**EXERCISE INPUTS:**
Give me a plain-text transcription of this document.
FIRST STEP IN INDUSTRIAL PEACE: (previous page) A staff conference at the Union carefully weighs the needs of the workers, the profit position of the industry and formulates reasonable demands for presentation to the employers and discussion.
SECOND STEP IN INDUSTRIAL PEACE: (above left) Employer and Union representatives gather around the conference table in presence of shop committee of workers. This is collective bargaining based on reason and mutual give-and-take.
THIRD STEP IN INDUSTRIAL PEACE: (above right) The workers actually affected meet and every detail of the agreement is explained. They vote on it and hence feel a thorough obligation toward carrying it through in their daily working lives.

--

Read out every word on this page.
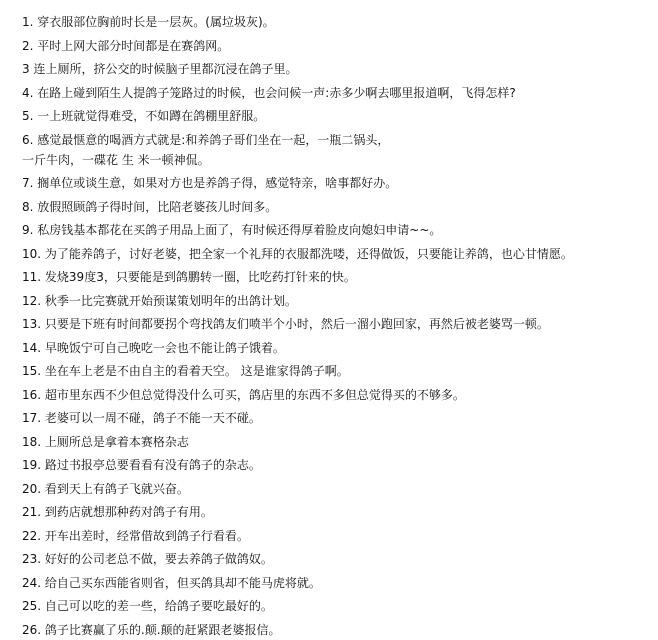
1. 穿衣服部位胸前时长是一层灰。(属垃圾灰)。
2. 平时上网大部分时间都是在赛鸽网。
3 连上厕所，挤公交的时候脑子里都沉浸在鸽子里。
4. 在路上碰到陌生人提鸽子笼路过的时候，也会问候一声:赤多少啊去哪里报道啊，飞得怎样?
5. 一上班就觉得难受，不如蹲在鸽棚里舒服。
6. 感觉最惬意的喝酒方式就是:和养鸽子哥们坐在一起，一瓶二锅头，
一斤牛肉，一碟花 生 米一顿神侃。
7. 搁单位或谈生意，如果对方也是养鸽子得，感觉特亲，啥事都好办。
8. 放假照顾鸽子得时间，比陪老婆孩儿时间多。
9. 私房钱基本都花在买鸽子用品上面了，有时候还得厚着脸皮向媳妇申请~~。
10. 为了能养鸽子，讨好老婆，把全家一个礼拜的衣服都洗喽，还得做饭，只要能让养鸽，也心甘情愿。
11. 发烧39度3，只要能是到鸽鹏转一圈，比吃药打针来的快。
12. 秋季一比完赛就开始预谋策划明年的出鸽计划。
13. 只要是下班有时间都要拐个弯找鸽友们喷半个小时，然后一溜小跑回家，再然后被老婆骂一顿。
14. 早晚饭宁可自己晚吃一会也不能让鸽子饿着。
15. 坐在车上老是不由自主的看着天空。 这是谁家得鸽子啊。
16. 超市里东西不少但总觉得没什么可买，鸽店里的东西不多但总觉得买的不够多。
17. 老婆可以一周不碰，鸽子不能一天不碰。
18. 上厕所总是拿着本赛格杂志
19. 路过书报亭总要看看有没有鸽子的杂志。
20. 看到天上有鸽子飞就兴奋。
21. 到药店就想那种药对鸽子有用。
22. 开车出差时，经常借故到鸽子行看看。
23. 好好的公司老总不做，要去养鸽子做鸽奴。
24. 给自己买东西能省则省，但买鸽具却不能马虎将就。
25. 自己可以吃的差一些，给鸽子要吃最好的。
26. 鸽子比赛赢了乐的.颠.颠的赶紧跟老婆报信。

**YOUR GOAL:**
Using the records above, find and show each line with the string "every".

**EXERCISE OUTPUT:**
THIRD STEP IN INDUSTRIAL PEACE: (above right) The workers actually affected meet and every detail of the agreement is explained. They vote on it and hence feel a thorough obligation toward carrying it through in their daily working lives.
Read out every word on this page.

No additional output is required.